::: Given entries :::

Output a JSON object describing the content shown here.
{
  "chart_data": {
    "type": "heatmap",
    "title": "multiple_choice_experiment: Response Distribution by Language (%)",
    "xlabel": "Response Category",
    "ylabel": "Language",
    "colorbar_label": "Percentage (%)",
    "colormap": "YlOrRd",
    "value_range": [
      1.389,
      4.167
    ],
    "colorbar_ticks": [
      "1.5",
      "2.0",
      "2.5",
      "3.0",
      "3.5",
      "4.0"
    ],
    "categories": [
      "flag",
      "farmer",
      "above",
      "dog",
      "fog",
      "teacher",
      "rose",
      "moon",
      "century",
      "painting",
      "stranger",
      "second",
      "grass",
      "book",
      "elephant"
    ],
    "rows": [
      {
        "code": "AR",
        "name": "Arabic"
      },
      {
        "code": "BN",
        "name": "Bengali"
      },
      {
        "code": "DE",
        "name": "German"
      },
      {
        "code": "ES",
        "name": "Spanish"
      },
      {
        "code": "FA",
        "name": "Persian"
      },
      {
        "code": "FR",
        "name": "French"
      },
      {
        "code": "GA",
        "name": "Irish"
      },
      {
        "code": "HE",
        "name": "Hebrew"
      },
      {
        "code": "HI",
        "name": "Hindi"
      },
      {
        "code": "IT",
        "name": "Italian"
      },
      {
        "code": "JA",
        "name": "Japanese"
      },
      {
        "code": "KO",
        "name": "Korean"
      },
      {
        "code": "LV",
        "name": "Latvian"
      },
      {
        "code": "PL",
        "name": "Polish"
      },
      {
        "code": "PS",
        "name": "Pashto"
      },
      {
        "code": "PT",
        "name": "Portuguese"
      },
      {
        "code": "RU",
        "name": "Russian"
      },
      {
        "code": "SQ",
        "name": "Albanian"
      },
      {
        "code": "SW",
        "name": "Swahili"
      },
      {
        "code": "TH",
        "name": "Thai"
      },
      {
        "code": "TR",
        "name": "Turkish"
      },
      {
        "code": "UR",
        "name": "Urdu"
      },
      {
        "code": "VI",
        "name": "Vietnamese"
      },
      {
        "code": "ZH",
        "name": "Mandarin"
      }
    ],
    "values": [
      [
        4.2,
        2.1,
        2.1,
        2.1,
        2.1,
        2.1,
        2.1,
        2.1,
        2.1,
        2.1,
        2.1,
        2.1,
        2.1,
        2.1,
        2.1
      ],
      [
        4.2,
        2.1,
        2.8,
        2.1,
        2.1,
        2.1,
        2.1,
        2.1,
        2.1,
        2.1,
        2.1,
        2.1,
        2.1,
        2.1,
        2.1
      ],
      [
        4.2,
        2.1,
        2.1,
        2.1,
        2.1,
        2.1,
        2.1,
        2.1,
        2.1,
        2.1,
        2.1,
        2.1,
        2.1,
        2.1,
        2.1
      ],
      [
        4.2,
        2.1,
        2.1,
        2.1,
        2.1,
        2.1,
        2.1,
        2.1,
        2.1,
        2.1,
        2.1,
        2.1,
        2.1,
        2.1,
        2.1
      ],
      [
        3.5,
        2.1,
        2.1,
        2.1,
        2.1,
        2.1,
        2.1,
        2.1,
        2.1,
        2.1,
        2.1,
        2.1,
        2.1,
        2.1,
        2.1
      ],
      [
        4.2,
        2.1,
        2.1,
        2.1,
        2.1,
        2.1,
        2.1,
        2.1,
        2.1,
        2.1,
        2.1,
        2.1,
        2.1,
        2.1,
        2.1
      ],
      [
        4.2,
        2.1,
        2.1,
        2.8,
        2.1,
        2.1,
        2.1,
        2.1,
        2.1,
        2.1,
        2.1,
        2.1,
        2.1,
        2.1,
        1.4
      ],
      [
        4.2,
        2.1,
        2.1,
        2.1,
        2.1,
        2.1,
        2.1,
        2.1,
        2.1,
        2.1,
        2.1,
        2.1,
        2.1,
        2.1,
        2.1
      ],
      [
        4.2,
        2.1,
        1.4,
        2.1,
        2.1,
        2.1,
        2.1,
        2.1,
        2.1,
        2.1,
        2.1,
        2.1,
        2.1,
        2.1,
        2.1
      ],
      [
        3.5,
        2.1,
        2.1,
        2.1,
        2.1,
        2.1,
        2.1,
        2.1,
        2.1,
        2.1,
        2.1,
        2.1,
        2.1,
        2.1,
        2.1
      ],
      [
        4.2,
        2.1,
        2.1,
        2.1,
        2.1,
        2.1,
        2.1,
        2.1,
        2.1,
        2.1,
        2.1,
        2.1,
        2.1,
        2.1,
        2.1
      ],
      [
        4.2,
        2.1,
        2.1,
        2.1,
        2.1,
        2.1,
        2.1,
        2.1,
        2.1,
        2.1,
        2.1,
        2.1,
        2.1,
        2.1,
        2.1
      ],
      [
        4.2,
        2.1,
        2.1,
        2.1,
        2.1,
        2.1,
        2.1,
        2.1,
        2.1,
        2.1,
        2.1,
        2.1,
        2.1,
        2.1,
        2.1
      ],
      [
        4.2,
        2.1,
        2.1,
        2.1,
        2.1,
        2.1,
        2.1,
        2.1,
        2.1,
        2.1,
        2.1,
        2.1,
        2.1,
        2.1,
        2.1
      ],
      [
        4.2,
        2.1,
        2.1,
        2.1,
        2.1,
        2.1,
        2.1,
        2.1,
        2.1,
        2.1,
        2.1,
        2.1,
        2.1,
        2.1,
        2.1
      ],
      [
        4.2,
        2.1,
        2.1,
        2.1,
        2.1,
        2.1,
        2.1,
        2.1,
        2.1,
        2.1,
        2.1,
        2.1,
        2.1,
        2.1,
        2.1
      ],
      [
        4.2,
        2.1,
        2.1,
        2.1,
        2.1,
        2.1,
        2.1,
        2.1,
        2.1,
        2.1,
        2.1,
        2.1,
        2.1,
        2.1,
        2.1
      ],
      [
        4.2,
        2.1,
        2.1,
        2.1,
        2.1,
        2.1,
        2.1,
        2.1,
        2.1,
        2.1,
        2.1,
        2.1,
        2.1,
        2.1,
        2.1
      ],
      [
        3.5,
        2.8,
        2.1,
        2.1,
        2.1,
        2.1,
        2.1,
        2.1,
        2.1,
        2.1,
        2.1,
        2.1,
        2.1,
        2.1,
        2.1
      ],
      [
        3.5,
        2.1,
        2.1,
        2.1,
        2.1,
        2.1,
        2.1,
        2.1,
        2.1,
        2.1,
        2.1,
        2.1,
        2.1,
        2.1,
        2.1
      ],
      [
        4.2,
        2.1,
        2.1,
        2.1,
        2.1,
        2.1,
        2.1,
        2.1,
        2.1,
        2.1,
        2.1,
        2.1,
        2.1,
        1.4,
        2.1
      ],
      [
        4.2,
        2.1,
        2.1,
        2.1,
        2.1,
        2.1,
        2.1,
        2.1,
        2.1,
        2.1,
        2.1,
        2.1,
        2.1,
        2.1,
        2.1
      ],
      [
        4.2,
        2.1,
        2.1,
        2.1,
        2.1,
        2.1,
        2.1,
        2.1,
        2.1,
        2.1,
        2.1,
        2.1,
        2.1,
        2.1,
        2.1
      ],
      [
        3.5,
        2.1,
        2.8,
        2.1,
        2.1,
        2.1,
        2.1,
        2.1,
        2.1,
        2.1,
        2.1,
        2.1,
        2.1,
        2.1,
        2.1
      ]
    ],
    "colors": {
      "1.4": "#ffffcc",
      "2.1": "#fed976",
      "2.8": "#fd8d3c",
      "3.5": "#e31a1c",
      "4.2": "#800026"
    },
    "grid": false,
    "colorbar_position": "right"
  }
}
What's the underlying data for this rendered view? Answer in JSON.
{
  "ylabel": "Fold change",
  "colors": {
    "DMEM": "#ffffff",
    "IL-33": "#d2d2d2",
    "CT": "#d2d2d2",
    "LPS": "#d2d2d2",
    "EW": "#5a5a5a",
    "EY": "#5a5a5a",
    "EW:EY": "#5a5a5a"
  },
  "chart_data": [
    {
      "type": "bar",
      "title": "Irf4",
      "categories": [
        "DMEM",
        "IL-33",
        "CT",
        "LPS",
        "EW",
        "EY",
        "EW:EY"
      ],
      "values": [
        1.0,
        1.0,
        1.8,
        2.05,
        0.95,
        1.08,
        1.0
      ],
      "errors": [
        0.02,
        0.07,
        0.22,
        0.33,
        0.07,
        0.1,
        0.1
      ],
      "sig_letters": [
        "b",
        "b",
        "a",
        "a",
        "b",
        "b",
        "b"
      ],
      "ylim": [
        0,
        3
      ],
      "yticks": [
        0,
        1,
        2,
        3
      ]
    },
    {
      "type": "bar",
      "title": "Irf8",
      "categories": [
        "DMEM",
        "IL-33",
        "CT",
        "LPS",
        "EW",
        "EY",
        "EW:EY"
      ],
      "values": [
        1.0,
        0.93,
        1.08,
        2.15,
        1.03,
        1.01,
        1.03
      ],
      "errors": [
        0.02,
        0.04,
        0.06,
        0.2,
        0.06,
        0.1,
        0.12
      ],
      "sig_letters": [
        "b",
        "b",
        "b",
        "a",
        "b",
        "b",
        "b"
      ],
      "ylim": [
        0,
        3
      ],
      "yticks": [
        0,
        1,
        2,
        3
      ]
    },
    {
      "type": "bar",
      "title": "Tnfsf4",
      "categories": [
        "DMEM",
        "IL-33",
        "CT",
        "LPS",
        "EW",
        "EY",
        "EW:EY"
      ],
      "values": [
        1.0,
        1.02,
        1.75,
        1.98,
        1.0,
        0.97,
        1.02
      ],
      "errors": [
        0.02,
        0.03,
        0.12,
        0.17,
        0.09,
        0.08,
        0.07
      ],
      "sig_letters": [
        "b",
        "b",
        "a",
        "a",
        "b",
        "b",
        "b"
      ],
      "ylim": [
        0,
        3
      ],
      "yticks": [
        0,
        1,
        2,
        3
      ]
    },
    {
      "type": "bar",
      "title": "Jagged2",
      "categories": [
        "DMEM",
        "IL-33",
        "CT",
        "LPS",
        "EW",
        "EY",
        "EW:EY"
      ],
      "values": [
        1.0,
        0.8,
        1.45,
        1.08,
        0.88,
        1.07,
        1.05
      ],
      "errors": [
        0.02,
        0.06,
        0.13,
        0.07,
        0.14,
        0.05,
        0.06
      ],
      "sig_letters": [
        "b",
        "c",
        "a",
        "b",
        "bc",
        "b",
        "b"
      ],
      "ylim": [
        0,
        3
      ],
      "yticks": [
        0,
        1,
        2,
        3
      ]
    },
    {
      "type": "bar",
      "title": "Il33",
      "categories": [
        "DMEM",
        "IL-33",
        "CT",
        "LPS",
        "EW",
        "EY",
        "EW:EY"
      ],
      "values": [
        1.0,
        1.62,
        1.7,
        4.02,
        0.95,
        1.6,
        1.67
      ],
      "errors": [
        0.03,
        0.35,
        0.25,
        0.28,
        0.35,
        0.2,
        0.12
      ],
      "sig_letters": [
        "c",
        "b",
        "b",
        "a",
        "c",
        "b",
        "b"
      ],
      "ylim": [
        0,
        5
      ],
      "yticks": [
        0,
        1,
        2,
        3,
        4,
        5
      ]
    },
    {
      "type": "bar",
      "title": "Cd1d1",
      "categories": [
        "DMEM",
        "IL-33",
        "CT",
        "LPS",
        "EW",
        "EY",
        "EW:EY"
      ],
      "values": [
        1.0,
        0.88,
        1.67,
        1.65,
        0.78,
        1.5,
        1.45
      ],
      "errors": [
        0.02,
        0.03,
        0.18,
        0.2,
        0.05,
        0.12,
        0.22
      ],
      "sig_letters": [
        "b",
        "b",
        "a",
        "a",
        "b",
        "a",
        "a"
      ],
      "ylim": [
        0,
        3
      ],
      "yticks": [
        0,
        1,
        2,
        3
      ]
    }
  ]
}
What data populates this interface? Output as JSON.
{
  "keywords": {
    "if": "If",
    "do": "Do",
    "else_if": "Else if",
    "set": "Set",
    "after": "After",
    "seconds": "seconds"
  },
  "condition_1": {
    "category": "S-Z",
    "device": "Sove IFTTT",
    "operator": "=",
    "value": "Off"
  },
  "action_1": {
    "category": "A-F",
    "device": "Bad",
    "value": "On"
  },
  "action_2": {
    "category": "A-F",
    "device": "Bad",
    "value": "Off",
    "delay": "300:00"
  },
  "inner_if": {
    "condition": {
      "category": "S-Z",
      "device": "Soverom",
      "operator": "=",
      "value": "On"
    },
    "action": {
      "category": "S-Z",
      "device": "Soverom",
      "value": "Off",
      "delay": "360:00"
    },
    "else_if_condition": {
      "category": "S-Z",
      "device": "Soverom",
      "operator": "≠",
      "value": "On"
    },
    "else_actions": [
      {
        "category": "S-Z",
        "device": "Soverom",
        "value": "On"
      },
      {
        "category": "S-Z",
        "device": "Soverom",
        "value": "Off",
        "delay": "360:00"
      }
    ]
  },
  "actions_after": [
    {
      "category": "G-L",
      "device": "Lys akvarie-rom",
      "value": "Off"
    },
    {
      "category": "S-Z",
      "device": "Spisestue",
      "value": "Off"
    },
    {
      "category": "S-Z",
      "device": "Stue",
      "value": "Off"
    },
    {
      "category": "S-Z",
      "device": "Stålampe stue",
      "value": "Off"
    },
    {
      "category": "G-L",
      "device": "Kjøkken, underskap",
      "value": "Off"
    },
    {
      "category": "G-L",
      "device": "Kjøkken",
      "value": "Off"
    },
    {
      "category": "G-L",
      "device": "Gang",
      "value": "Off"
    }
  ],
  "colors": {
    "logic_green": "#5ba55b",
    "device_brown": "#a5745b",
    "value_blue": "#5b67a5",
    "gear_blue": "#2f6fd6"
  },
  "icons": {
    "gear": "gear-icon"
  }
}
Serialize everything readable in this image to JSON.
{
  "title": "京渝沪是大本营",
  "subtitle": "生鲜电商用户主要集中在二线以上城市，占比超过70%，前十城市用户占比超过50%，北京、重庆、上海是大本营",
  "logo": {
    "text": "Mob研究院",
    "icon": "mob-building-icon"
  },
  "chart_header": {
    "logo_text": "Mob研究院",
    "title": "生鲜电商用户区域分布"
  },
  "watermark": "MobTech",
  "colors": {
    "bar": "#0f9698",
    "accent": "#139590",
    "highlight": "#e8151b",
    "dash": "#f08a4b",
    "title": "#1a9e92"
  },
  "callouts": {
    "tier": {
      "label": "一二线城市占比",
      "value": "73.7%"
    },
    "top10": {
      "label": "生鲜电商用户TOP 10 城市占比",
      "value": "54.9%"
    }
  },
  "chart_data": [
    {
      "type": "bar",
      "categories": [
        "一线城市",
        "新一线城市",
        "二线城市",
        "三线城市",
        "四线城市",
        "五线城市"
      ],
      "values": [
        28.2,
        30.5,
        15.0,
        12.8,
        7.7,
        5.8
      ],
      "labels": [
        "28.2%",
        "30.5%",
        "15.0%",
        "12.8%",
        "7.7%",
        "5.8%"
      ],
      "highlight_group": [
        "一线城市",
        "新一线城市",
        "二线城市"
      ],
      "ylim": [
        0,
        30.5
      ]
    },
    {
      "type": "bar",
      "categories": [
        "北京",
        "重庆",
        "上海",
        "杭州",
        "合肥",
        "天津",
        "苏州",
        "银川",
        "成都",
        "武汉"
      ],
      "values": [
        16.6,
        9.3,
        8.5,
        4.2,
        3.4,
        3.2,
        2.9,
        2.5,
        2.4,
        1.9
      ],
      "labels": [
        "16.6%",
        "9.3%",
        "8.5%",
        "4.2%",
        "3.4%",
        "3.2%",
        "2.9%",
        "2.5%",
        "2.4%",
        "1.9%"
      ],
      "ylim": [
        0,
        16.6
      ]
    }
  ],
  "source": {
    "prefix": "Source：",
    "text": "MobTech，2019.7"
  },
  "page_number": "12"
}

:::

Exercise goal
Take every line containing the word "What" and copy it.

In response
What's the underlying data for this rendered view? Answer in JSON.
What data populates this interface? Output as JSON.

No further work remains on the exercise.